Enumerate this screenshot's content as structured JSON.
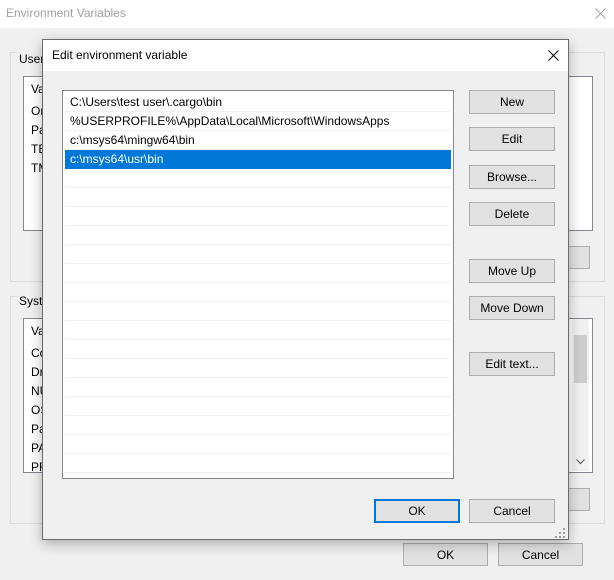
{
  "parent_window": {
    "title": "Environment Variables",
    "user_group_label": "User",
    "user_vars_rows": [
      "Va",
      "On",
      "Pa",
      "TE",
      "TM"
    ],
    "system_group_label": "Syste",
    "system_vars_rows": [
      "Va",
      "Co",
      "Dr",
      "NU",
      "OS",
      "Pa",
      "PA",
      "PR"
    ],
    "ok_label": "OK",
    "cancel_label": "Cancel"
  },
  "dialog": {
    "title": "Edit environment variable",
    "paths": [
      "C:\\Users\\test user\\.cargo\\bin",
      "%USERPROFILE%\\AppData\\Local\\Microsoft\\WindowsApps",
      "c:\\msys64\\mingw64\\bin",
      "c:\\msys64\\usr\\bin"
    ],
    "selected_path": "c:\\msys64\\usr\\bin",
    "buttons": {
      "new": "New",
      "edit": "Edit",
      "browse": "Browse...",
      "delete": "Delete",
      "move_up": "Move Up",
      "move_down": "Move Down",
      "edit_text": "Edit text..."
    },
    "ok_label": "OK",
    "cancel_label": "Cancel"
  },
  "colors": {
    "selection": "#0078d7",
    "default_button_border": "#0078d7",
    "background": "#f0f0f0"
  },
  "icons": [
    "close-icon",
    "chevron-down-icon",
    "resize-grip-icon"
  ]
}
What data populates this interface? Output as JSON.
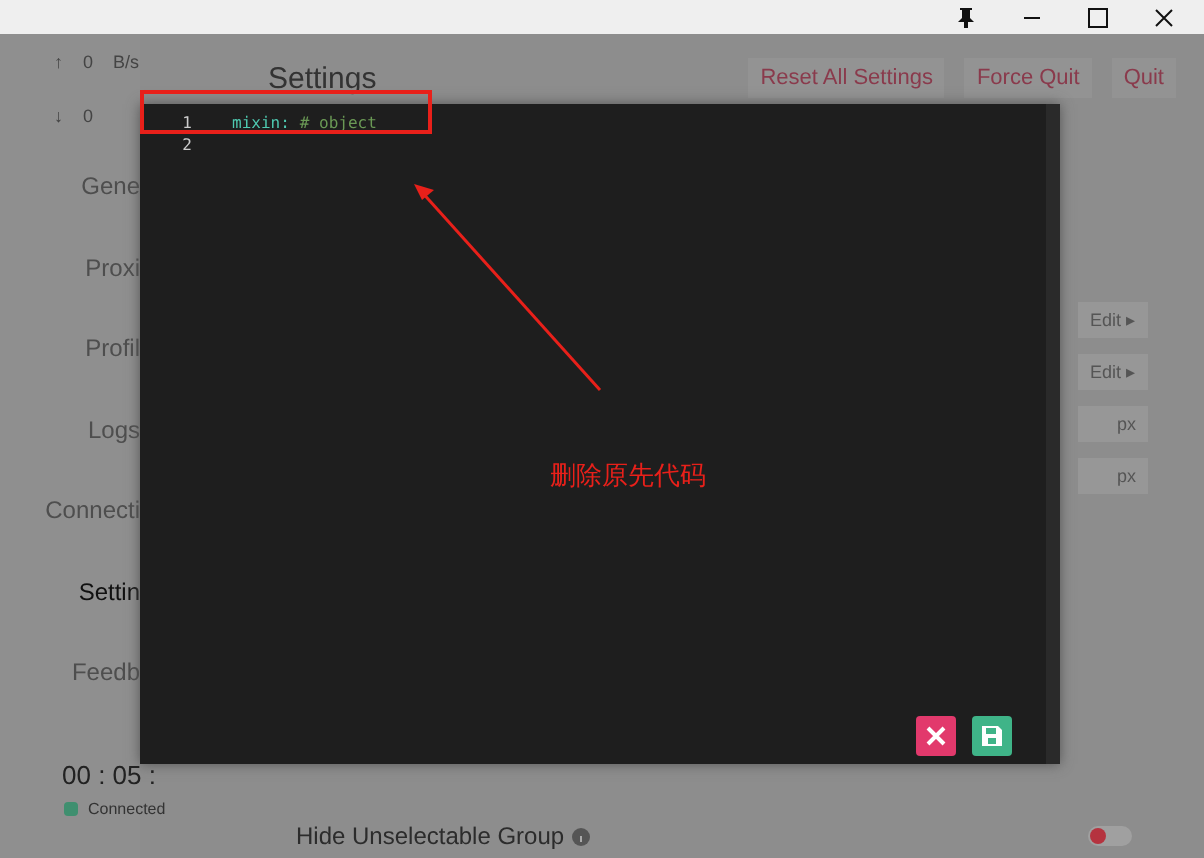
{
  "title_bar": {
    "buttons": [
      {
        "kind": "pin"
      },
      {
        "kind": "minimize"
      },
      {
        "kind": "maximize"
      },
      {
        "kind": "close"
      }
    ]
  },
  "traffic": [
    {
      "arrow": "↑",
      "value": "0",
      "unit": "B/s"
    },
    {
      "arrow": "↓",
      "value": "0"
    }
  ],
  "sidebar": {
    "items": [
      {
        "label": "Gene",
        "selected": false
      },
      {
        "label": "Proxi",
        "selected": false
      },
      {
        "label": "Profil",
        "selected": false
      },
      {
        "label": "Logs",
        "selected": false
      },
      {
        "label": "Connecti",
        "selected": false
      },
      {
        "label": "Settin",
        "selected": true
      },
      {
        "label": "Feedb",
        "selected": false
      }
    ],
    "timer": "00 : 05 :",
    "status": {
      "label": "Connected",
      "color": "#3f8f6f"
    }
  },
  "page": {
    "title": "Settings",
    "actions": [
      "Reset All Settings",
      "Force Quit",
      "Quit"
    ],
    "side_controls": [
      "Edit ▸",
      "Edit ▸",
      "px",
      "px"
    ],
    "settings": [
      {
        "label": "Hide Unselectable Group",
        "on": false
      }
    ]
  },
  "editor": {
    "lines": [
      {
        "number": "1",
        "key": "mixin:",
        "comment": "# object"
      },
      {
        "number": "2"
      }
    ]
  },
  "annotation": {
    "note": "删除原先代码"
  }
}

══════════

Exclude all pictures and reproduce verbatim the lines running from the line that contains "What data populates" to the end of the data above, both ends included.

What data populates this interface? Output as JSON.
{
  "title_bar": {
    "buttons": [
      {
        "kind": "pin"
      },
      {
        "kind": "minimize"
      },
      {
        "kind": "maximize"
      },
      {
        "kind": "close"
      }
    ]
  },
  "traffic": [
    {
      "arrow": "↑",
      "value": "0",
      "unit": "B/s"
    },
    {
      "arrow": "↓",
      "value": "0"
    }
  ],
  "sidebar": {
    "items": [
      {
        "label": "Gene",
        "selected": false
      },
      {
        "label": "Proxi",
        "selected": false
      },
      {
        "label": "Profil",
        "selected": false
      },
      {
        "label": "Logs",
        "selected": false
      },
      {
        "label": "Connecti",
        "selected": false
      },
      {
        "label": "Settin",
        "selected": true
      },
      {
        "label": "Feedb",
        "selected": false
      }
    ],
    "timer": "00 : 05 :",
    "status": {
      "label": "Connected",
      "color": "#3f8f6f"
    }
  },
  "page": {
    "title": "Settings",
    "actions": [
      "Reset All Settings",
      "Force Quit",
      "Quit"
    ],
    "side_controls": [
      "Edit ▸",
      "Edit ▸",
      "px",
      "px"
    ],
    "settings": [
      {
        "label": "Hide Unselectable Group",
        "on": false
      }
    ]
  },
  "editor": {
    "lines": [
      {
        "number": "1",
        "key": "mixin:",
        "comment": "# object"
      },
      {
        "number": "2"
      }
    ]
  },
  "annotation": {
    "note": "删除原先代码"
  }
}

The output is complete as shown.